— TASK —
Will you transcribe all the entries word for word, skipping the pictures they hold?

— DATA SUPPLIED —
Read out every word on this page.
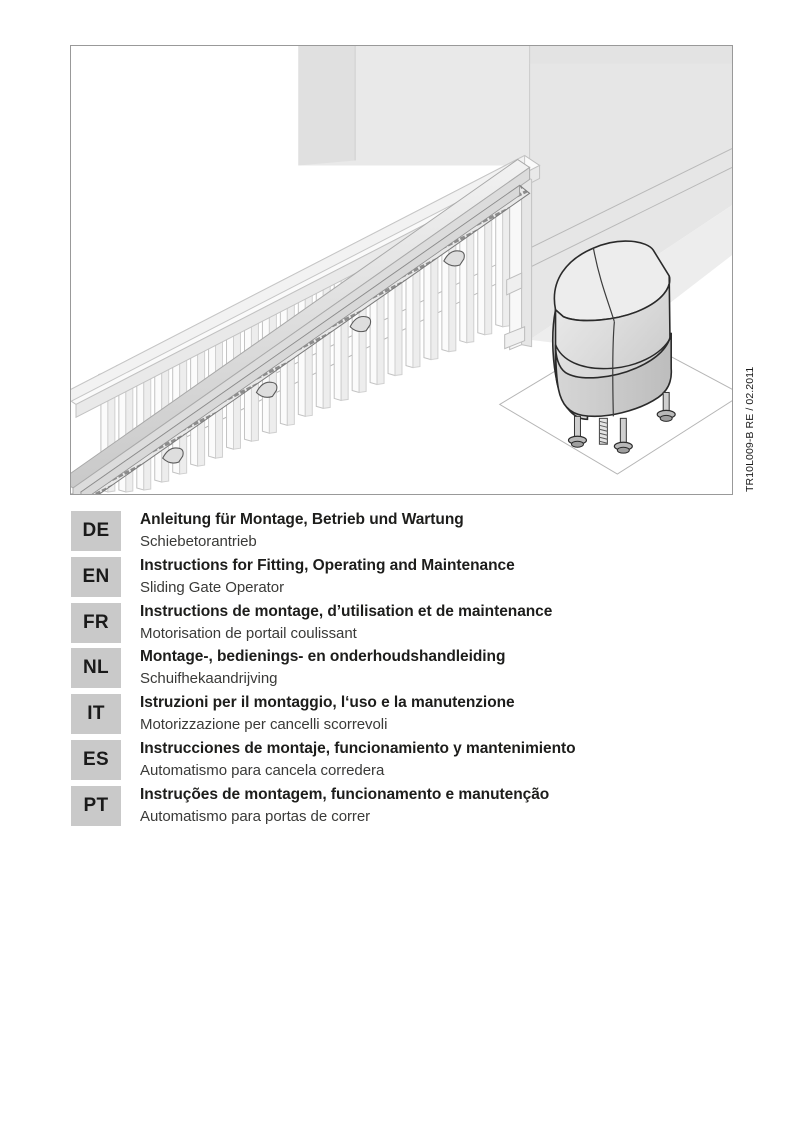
TR10L009-B RE / 02.2011
DE
Anleitung für Montage, Betrieb und Wartung
Schiebetorantrieb
EN
Instructions for Fitting, Operating and Maintenance
Sliding Gate Operator
FR
Instructions de montage, d’utilisation et de maintenance
Motorisation de portail coulissant
NL
Montage-, bedienings- en onderhoudshandleiding
Schuifhekaandrijving
IT
Istruzioni per il montaggio, l‘uso e la manutenzione
Motorizzazione per cancelli scorrevoli
ES
Instrucciones de montaje, funcionamiento y mantenimiento
Automatismo para cancela corredera
PT
Instruções de montagem, funcionamento e manutenção
Automatismo para portas de correr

— SOLUTION FOR THIS EXERCISE —
Read out every word on this page.
TR10L009-B RE / 02.2011
DE
Anleitung für Montage, Betrieb und Wartung
Schiebetorantrieb
EN
Instructions for Fitting, Operating and Maintenance
Sliding Gate Operator
FR
Instructions de montage, d’utilisation et de maintenance
Motorisation de portail coulissant
NL
Montage-, bedienings- en onderhoudshandleiding
Schuifhekaandrijving
IT
Istruzioni per il montaggio, l‘uso e la manutenzione
Motorizzazione per cancelli scorrevoli
ES
Instrucciones de montaje, funcionamiento y mantenimiento
Automatismo para cancela corredera
PT
Instruções de montagem, funcionamento e manutenção
Automatismo para portas de correr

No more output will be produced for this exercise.